# Stated problem
Your task is to print the material below exactly as presented.

--- START Data in this exercise ---

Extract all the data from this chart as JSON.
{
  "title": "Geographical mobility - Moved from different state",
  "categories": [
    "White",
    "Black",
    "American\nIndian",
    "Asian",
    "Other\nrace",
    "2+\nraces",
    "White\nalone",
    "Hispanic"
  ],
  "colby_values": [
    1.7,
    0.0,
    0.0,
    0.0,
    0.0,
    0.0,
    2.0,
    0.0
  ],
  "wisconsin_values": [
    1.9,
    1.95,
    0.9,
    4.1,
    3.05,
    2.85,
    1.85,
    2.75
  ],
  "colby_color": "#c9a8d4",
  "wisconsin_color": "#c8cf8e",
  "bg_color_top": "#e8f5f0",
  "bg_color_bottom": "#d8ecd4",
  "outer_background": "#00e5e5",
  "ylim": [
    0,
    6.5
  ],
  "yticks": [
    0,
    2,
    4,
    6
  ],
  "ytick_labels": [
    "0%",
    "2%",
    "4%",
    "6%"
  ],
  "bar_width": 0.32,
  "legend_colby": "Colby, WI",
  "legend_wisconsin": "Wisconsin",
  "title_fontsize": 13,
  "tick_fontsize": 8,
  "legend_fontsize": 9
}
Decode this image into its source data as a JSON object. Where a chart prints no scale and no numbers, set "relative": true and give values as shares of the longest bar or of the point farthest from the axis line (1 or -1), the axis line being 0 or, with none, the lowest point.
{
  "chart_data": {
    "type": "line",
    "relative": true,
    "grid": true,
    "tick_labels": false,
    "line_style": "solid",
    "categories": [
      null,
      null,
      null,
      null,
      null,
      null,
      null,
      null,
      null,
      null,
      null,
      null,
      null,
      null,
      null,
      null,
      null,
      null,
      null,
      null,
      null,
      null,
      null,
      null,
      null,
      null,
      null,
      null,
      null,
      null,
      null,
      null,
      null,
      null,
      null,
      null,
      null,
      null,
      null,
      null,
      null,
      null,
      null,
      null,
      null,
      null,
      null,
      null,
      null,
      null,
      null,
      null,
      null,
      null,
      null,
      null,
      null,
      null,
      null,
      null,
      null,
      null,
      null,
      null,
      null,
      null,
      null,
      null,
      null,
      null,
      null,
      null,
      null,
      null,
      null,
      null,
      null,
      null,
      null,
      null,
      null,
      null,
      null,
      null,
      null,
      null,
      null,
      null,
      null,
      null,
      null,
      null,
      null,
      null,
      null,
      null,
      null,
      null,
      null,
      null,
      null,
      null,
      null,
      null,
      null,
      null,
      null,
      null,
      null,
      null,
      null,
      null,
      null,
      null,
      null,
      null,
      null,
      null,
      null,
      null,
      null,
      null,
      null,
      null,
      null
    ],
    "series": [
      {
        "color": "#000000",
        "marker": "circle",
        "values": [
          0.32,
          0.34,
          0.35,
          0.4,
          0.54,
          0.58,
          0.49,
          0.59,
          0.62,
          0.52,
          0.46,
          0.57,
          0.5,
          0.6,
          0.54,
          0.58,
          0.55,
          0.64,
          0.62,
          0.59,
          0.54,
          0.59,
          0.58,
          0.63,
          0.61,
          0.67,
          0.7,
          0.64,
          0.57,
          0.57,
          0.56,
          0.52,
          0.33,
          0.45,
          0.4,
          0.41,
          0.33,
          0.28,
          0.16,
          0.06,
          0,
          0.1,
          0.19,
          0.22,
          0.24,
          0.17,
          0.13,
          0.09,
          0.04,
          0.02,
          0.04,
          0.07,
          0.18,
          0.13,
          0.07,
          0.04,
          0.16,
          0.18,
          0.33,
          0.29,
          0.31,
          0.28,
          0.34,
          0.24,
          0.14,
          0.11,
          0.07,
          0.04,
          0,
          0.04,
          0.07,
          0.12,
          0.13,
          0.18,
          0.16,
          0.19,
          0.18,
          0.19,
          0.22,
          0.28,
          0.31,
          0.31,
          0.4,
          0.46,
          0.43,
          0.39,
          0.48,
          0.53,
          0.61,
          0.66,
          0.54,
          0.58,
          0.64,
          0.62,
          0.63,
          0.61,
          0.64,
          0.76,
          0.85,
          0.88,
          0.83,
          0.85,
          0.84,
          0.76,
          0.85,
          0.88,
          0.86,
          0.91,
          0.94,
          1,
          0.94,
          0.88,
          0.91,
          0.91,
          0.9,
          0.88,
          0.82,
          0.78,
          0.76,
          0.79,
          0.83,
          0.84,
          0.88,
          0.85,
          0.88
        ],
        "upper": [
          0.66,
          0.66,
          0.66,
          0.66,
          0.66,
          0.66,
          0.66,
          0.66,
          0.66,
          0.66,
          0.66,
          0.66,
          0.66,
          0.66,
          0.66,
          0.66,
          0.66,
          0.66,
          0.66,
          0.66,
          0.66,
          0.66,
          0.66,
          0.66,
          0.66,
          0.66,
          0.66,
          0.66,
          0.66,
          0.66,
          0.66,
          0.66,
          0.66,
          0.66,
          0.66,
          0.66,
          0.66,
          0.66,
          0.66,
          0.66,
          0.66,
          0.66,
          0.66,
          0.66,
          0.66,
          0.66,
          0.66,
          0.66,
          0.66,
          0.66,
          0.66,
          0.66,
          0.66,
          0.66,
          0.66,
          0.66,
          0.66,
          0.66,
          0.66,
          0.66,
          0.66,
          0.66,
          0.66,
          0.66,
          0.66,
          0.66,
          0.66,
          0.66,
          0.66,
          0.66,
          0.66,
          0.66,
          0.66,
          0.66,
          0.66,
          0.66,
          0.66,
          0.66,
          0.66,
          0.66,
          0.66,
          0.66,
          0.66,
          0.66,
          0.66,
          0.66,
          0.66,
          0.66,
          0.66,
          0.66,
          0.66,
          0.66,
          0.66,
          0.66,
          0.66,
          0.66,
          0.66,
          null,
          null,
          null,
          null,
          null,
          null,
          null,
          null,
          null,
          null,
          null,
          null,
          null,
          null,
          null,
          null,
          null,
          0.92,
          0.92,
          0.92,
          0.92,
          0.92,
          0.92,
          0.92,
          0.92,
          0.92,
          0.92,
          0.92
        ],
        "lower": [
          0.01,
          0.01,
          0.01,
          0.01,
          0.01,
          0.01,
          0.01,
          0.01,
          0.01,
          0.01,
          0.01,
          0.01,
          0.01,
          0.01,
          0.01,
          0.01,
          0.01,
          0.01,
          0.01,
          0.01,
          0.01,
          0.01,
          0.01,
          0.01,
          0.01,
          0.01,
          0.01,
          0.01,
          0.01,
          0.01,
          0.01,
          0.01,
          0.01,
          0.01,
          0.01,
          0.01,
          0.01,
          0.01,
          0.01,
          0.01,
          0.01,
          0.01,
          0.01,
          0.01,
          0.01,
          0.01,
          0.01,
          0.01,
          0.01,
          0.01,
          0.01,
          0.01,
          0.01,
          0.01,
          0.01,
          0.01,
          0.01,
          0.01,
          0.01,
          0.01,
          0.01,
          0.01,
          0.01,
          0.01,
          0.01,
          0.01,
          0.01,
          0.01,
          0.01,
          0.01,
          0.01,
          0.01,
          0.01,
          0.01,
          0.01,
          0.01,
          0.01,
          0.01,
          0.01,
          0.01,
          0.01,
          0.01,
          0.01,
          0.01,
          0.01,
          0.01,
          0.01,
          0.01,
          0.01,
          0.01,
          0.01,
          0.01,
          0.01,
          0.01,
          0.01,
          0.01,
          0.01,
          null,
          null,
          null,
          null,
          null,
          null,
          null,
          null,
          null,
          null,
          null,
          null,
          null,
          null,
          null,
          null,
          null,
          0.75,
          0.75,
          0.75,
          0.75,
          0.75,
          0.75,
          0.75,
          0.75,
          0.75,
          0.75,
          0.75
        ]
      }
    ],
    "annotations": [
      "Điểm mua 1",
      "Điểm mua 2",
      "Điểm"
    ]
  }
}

--- END Data in this exercise ---

# Result
Extract all the data from this chart as JSON.
{
  "title": "Geographical mobility - Moved from different state",
  "categories": [
    "White",
    "Black",
    "American\nIndian",
    "Asian",
    "Other\nrace",
    "2+\nraces",
    "White\nalone",
    "Hispanic"
  ],
  "colby_values": [
    1.7,
    0.0,
    0.0,
    0.0,
    0.0,
    0.0,
    2.0,
    0.0
  ],
  "wisconsin_values": [
    1.9,
    1.95,
    0.9,
    4.1,
    3.05,
    2.85,
    1.85,
    2.75
  ],
  "colby_color": "#c9a8d4",
  "wisconsin_color": "#c8cf8e",
  "bg_color_top": "#e8f5f0",
  "bg_color_bottom": "#d8ecd4",
  "outer_background": "#00e5e5",
  "ylim": [
    0,
    6.5
  ],
  "yticks": [
    0,
    2,
    4,
    6
  ],
  "ytick_labels": [
    "0%",
    "2%",
    "4%",
    "6%"
  ],
  "bar_width": 0.32,
  "legend_colby": "Colby, WI",
  "legend_wisconsin": "Wisconsin",
  "title_fontsize": 13,
  "tick_fontsize": 8,
  "legend_fontsize": 9
}
Decode this image into its source data as a JSON object. Where a chart prints no scale and no numbers, set "relative": true and give values as shares of the longest bar or of the point farthest from the axis line (1 or -1), the axis line being 0 or, with none, the lowest point.
{
  "chart_data": {
    "type": "line",
    "relative": true,
    "grid": true,
    "tick_labels": false,
    "line_style": "solid",
    "categories": [
      null,
      null,
      null,
      null,
      null,
      null,
      null,
      null,
      null,
      null,
      null,
      null,
      null,
      null,
      null,
      null,
      null,
      null,
      null,
      null,
      null,
      null,
      null,
      null,
      null,
      null,
      null,
      null,
      null,
      null,
      null,
      null,
      null,
      null,
      null,
      null,
      null,
      null,
      null,
      null,
      null,
      null,
      null,
      null,
      null,
      null,
      null,
      null,
      null,
      null,
      null,
      null,
      null,
      null,
      null,
      null,
      null,
      null,
      null,
      null,
      null,
      null,
      null,
      null,
      null,
      null,
      null,
      null,
      null,
      null,
      null,
      null,
      null,
      null,
      null,
      null,
      null,
      null,
      null,
      null,
      null,
      null,
      null,
      null,
      null,
      null,
      null,
      null,
      null,
      null,
      null,
      null,
      null,
      null,
      null,
      null,
      null,
      null,
      null,
      null,
      null,
      null,
      null,
      null,
      null,
      null,
      null,
      null,
      null,
      null,
      null,
      null,
      null,
      null,
      null,
      null,
      null,
      null,
      null,
      null,
      null,
      null,
      null,
      null,
      null
    ],
    "series": [
      {
        "color": "#000000",
        "marker": "circle",
        "values": [
          0.32,
          0.34,
          0.35,
          0.4,
          0.54,
          0.58,
          0.49,
          0.59,
          0.62,
          0.52,
          0.46,
          0.57,
          0.5,
          0.6,
          0.54,
          0.58,
          0.55,
          0.64,
          0.62,
          0.59,
          0.54,
          0.59,
          0.58,
          0.63,
          0.61,
          0.67,
          0.7,
          0.64,
          0.57,
          0.57,
          0.56,
          0.52,
          0.33,
          0.45,
          0.4,
          0.41,
          0.33,
          0.28,
          0.16,
          0.06,
          0,
          0.1,
          0.19,
          0.22,
          0.24,
          0.17,
          0.13,
          0.09,
          0.04,
          0.02,
          0.04,
          0.07,
          0.18,
          0.13,
          0.07,
          0.04,
          0.16,
          0.18,
          0.33,
          0.29,
          0.31,
          0.28,
          0.34,
          0.24,
          0.14,
          0.11,
          0.07,
          0.04,
          0,
          0.04,
          0.07,
          0.12,
          0.13,
          0.18,
          0.16,
          0.19,
          0.18,
          0.19,
          0.22,
          0.28,
          0.31,
          0.31,
          0.4,
          0.46,
          0.43,
          0.39,
          0.48,
          0.53,
          0.61,
          0.66,
          0.54,
          0.58,
          0.64,
          0.62,
          0.63,
          0.61,
          0.64,
          0.76,
          0.85,
          0.88,
          0.83,
          0.85,
          0.84,
          0.76,
          0.85,
          0.88,
          0.86,
          0.91,
          0.94,
          1,
          0.94,
          0.88,
          0.91,
          0.91,
          0.9,
          0.88,
          0.82,
          0.78,
          0.76,
          0.79,
          0.83,
          0.84,
          0.88,
          0.85,
          0.88
        ],
        "upper": [
          0.66,
          0.66,
          0.66,
          0.66,
          0.66,
          0.66,
          0.66,
          0.66,
          0.66,
          0.66,
          0.66,
          0.66,
          0.66,
          0.66,
          0.66,
          0.66,
          0.66,
          0.66,
          0.66,
          0.66,
          0.66,
          0.66,
          0.66,
          0.66,
          0.66,
          0.66,
          0.66,
          0.66,
          0.66,
          0.66,
          0.66,
          0.66,
          0.66,
          0.66,
          0.66,
          0.66,
          0.66,
          0.66,
          0.66,
          0.66,
          0.66,
          0.66,
          0.66,
          0.66,
          0.66,
          0.66,
          0.66,
          0.66,
          0.66,
          0.66,
          0.66,
          0.66,
          0.66,
          0.66,
          0.66,
          0.66,
          0.66,
          0.66,
          0.66,
          0.66,
          0.66,
          0.66,
          0.66,
          0.66,
          0.66,
          0.66,
          0.66,
          0.66,
          0.66,
          0.66,
          0.66,
          0.66,
          0.66,
          0.66,
          0.66,
          0.66,
          0.66,
          0.66,
          0.66,
          0.66,
          0.66,
          0.66,
          0.66,
          0.66,
          0.66,
          0.66,
          0.66,
          0.66,
          0.66,
          0.66,
          0.66,
          0.66,
          0.66,
          0.66,
          0.66,
          0.66,
          0.66,
          null,
          null,
          null,
          null,
          null,
          null,
          null,
          null,
          null,
          null,
          null,
          null,
          null,
          null,
          null,
          null,
          null,
          0.92,
          0.92,
          0.92,
          0.92,
          0.92,
          0.92,
          0.92,
          0.92,
          0.92,
          0.92,
          0.92
        ],
        "lower": [
          0.01,
          0.01,
          0.01,
          0.01,
          0.01,
          0.01,
          0.01,
          0.01,
          0.01,
          0.01,
          0.01,
          0.01,
          0.01,
          0.01,
          0.01,
          0.01,
          0.01,
          0.01,
          0.01,
          0.01,
          0.01,
          0.01,
          0.01,
          0.01,
          0.01,
          0.01,
          0.01,
          0.01,
          0.01,
          0.01,
          0.01,
          0.01,
          0.01,
          0.01,
          0.01,
          0.01,
          0.01,
          0.01,
          0.01,
          0.01,
          0.01,
          0.01,
          0.01,
          0.01,
          0.01,
          0.01,
          0.01,
          0.01,
          0.01,
          0.01,
          0.01,
          0.01,
          0.01,
          0.01,
          0.01,
          0.01,
          0.01,
          0.01,
          0.01,
          0.01,
          0.01,
          0.01,
          0.01,
          0.01,
          0.01,
          0.01,
          0.01,
          0.01,
          0.01,
          0.01,
          0.01,
          0.01,
          0.01,
          0.01,
          0.01,
          0.01,
          0.01,
          0.01,
          0.01,
          0.01,
          0.01,
          0.01,
          0.01,
          0.01,
          0.01,
          0.01,
          0.01,
          0.01,
          0.01,
          0.01,
          0.01,
          0.01,
          0.01,
          0.01,
          0.01,
          0.01,
          0.01,
          null,
          null,
          null,
          null,
          null,
          null,
          null,
          null,
          null,
          null,
          null,
          null,
          null,
          null,
          null,
          null,
          null,
          0.75,
          0.75,
          0.75,
          0.75,
          0.75,
          0.75,
          0.75,
          0.75,
          0.75,
          0.75,
          0.75
        ]
      }
    ],
    "annotations": [
      "Điểm mua 1",
      "Điểm mua 2",
      "Điểm"
    ]
  }
}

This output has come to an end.